• [WHAT THE TASK REQUIRES] Find each line in the following listing that has the string "должно", then state the count and nothing else.
————————
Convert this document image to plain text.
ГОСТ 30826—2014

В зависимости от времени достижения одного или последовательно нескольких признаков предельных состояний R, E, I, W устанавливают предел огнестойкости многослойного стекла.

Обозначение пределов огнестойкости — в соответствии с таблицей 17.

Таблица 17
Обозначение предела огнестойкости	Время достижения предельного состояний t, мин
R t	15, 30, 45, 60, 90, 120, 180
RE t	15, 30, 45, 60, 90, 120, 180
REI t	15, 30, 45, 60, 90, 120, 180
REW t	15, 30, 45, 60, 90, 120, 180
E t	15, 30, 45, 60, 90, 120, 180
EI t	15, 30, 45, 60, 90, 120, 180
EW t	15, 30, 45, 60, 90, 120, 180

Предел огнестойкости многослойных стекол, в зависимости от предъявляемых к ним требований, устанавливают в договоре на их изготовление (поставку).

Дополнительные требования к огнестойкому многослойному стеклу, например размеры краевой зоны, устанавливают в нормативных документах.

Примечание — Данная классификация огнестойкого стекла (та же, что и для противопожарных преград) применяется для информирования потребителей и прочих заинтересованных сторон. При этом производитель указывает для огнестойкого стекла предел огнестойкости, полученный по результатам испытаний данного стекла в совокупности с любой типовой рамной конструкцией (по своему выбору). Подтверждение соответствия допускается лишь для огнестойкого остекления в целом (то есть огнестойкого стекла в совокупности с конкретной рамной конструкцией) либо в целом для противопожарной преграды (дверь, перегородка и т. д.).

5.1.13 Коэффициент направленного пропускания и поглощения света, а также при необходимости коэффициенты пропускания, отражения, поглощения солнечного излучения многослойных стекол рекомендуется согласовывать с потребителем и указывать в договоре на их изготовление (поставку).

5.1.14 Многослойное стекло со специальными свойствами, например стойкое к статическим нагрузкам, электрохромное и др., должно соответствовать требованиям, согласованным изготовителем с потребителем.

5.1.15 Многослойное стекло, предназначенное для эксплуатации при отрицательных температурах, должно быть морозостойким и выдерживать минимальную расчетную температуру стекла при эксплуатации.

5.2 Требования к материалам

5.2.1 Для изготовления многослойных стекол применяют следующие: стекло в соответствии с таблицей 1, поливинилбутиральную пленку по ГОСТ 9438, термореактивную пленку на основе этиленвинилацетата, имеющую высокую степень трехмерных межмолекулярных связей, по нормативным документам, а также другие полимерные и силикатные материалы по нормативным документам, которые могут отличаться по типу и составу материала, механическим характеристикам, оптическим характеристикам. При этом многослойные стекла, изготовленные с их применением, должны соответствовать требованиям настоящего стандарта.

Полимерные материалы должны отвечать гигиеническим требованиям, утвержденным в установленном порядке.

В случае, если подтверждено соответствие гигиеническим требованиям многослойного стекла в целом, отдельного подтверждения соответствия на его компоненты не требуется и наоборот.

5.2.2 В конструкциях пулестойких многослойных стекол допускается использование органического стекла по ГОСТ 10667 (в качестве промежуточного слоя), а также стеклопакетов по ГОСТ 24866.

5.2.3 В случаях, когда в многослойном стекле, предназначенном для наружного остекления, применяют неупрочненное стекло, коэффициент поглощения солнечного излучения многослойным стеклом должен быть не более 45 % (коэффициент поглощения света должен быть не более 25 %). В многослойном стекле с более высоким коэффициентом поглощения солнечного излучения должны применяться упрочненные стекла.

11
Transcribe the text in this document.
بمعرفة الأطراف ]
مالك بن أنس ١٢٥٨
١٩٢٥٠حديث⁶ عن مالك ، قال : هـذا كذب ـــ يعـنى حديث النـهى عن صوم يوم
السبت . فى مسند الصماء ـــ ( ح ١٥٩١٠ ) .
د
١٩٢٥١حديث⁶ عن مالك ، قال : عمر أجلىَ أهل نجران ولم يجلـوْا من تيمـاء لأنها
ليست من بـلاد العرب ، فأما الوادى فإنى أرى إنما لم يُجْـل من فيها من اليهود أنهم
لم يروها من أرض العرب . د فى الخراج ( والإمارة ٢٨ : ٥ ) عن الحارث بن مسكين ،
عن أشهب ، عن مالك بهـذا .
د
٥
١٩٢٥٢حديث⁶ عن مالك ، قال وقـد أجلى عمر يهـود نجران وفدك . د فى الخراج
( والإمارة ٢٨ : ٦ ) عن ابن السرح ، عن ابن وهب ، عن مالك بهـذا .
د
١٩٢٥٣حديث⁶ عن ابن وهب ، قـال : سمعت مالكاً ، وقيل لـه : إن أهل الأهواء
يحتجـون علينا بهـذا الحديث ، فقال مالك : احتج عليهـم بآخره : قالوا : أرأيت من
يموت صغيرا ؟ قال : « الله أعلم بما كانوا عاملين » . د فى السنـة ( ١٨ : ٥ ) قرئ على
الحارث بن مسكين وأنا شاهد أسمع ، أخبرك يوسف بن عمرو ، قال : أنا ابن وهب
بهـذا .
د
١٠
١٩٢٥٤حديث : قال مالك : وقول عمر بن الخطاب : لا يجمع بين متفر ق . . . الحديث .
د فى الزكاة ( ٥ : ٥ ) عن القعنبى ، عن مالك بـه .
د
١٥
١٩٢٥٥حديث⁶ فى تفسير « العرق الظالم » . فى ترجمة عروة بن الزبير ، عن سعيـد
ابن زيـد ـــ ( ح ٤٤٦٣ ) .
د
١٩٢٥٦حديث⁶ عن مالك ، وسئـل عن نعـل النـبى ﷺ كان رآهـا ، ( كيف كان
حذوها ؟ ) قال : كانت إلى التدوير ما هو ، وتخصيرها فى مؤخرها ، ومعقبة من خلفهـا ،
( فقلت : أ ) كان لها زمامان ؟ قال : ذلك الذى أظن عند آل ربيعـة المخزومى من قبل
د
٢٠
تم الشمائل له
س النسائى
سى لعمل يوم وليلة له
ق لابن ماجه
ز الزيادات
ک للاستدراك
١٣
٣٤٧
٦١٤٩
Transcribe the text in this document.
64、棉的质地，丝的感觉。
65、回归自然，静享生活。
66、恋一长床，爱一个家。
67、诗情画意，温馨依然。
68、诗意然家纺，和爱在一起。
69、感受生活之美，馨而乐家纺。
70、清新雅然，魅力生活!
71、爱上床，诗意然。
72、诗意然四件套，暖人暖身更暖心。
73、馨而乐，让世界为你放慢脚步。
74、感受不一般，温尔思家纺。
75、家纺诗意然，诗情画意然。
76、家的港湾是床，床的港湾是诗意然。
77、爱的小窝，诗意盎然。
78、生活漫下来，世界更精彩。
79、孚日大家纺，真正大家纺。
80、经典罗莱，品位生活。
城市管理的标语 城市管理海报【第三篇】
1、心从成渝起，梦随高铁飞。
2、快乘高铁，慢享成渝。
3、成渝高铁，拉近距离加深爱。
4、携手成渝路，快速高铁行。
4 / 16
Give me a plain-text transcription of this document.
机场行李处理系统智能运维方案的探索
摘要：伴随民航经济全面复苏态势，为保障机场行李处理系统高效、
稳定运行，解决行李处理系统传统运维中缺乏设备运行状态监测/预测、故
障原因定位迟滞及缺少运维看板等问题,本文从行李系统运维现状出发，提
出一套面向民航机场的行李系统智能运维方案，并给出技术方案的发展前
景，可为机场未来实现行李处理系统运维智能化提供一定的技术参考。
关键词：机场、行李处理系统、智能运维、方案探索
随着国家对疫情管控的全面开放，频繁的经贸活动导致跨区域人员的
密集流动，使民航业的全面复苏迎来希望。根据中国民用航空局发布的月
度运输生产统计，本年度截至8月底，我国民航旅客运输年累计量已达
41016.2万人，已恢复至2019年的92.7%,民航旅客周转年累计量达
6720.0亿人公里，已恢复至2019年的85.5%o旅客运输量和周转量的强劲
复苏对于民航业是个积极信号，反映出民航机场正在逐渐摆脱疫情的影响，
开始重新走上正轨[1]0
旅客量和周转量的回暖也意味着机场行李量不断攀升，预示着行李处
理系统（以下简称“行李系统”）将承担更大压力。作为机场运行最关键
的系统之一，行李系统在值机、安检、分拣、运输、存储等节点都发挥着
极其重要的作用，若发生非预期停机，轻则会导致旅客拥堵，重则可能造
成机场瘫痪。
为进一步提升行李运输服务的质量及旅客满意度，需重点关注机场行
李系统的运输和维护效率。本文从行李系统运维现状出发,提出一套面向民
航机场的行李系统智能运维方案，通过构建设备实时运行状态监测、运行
————————
• [COMPLETED EXERCISE] 2